>> BEGIN Information supplied
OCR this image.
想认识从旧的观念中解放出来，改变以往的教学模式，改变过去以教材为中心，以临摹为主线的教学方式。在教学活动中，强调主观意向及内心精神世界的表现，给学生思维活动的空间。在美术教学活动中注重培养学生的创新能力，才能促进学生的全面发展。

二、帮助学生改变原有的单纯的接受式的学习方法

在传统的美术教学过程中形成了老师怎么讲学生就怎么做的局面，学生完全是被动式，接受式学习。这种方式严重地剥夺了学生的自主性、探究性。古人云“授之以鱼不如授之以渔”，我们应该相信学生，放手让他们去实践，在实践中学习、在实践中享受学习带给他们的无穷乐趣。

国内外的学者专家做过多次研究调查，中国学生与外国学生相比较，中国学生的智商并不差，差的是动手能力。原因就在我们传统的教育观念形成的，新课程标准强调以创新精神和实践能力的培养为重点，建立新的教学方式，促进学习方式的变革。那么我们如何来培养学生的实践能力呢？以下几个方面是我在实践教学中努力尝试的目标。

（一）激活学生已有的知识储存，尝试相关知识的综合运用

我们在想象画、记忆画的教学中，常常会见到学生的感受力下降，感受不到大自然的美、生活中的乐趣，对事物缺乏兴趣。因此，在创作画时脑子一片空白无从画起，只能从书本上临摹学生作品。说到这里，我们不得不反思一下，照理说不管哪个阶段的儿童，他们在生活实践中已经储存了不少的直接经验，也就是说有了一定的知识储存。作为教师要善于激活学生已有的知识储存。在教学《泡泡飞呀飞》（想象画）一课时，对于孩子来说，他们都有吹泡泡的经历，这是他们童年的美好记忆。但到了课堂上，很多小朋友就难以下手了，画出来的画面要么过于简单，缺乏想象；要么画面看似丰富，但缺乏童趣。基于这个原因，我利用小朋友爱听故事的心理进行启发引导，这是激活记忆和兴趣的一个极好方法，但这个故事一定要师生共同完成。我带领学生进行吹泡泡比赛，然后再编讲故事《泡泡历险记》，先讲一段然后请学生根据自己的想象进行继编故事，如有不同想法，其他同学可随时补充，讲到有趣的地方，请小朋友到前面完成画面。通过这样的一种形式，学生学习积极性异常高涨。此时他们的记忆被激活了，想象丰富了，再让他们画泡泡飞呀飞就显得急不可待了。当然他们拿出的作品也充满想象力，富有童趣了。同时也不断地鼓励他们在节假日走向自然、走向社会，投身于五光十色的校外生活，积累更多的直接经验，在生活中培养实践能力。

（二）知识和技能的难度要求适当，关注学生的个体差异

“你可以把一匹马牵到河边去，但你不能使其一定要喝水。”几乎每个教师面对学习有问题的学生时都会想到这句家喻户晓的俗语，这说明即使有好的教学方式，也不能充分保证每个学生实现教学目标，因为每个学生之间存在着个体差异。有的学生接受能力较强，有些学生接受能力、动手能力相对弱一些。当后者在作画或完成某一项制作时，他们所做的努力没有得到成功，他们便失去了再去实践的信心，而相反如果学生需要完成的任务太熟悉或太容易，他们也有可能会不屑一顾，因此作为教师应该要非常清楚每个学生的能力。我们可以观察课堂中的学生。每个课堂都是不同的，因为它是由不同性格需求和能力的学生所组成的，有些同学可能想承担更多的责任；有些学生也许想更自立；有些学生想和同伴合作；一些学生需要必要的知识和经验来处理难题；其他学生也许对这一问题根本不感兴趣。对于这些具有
>> END Information supplied
● **Exercise description**
Write down all the entries again without a single difference.

● **Final result**
OCR this image.
想认识从旧的观念中解放出来，改变以往的教学模式，改变过去以教材为中心，以临摹为主线的教学方式。在教学活动中，强调主观意向及内心精神世界的表现，给学生思维活动的空间。在美术教学活动中注重培养学生的创新能力，才能促进学生的全面发展。

二、帮助学生改变原有的单纯的接受式的学习方法

在传统的美术教学过程中形成了老师怎么讲学生就怎么做的局面，学生完全是被动式，接受式学习。这种方式严重地剥夺了学生的自主性、探究性。古人云“授之以鱼不如授之以渔”，我们应该相信学生，放手让他们去实践，在实践中学习、在实践中享受学习带给他们的无穷乐趣。

国内外的学者专家做过多次研究调查，中国学生与外国学生相比较，中国学生的智商并不差，差的是动手能力。原因就在我们传统的教育观念形成的，新课程标准强调以创新精神和实践能力的培养为重点，建立新的教学方式，促进学习方式的变革。那么我们如何来培养学生的实践能力呢？以下几个方面是我在实践教学中努力尝试的目标。

（一）激活学生已有的知识储存，尝试相关知识的综合运用

我们在想象画、记忆画的教学中，常常会见到学生的感受力下降，感受不到大自然的美、生活中的乐趣，对事物缺乏兴趣。因此，在创作画时脑子一片空白无从画起，只能从书本上临摹学生作品。说到这里，我们不得不反思一下，照理说不管哪个阶段的儿童，他们在生活实践中已经储存了不少的直接经验，也就是说有了一定的知识储存。作为教师要善于激活学生已有的知识储存。在教学《泡泡飞呀飞》（想象画）一课时，对于孩子来说，他们都有吹泡泡的经历，这是他们童年的美好记忆。但到了课堂上，很多小朋友就难以下手了，画出来的画面要么过于简单，缺乏想象；要么画面看似丰富，但缺乏童趣。基于这个原因，我利用小朋友爱听故事的心理进行启发引导，这是激活记忆和兴趣的一个极好方法，但这个故事一定要师生共同完成。我带领学生进行吹泡泡比赛，然后再编讲故事《泡泡历险记》，先讲一段然后请学生根据自己的想象进行继编故事，如有不同想法，其他同学可随时补充，讲到有趣的地方，请小朋友到前面完成画面。通过这样的一种形式，学生学习积极性异常高涨。此时他们的记忆被激活了，想象丰富了，再让他们画泡泡飞呀飞就显得急不可待了。当然他们拿出的作品也充满想象力，富有童趣了。同时也不断地鼓励他们在节假日走向自然、走向社会，投身于五光十色的校外生活，积累更多的直接经验，在生活中培养实践能力。

（二）知识和技能的难度要求适当，关注学生的个体差异

“你可以把一匹马牵到河边去，但你不能使其一定要喝水。”几乎每个教师面对学习有问题的学生时都会想到这句家喻户晓的俗语，这说明即使有好的教学方式，也不能充分保证每个学生实现教学目标，因为每个学生之间存在着个体差异。有的学生接受能力较强，有些学生接受能力、动手能力相对弱一些。当后者在作画或完成某一项制作时，他们所做的努力没有得到成功，他们便失去了再去实践的信心，而相反如果学生需要完成的任务太熟悉或太容易，他们也有可能会不屑一顾，因此作为教师应该要非常清楚每个学生的能力。我们可以观察课堂中的学生。每个课堂都是不同的，因为它是由不同性格需求和能力的学生所组成的，有些同学可能想承担更多的责任；有些学生也许想更自立；有些学生想和同伴合作；一些学生需要必要的知识和经验来处理难题；其他学生也许对这一问题根本不感兴趣。对于这些具有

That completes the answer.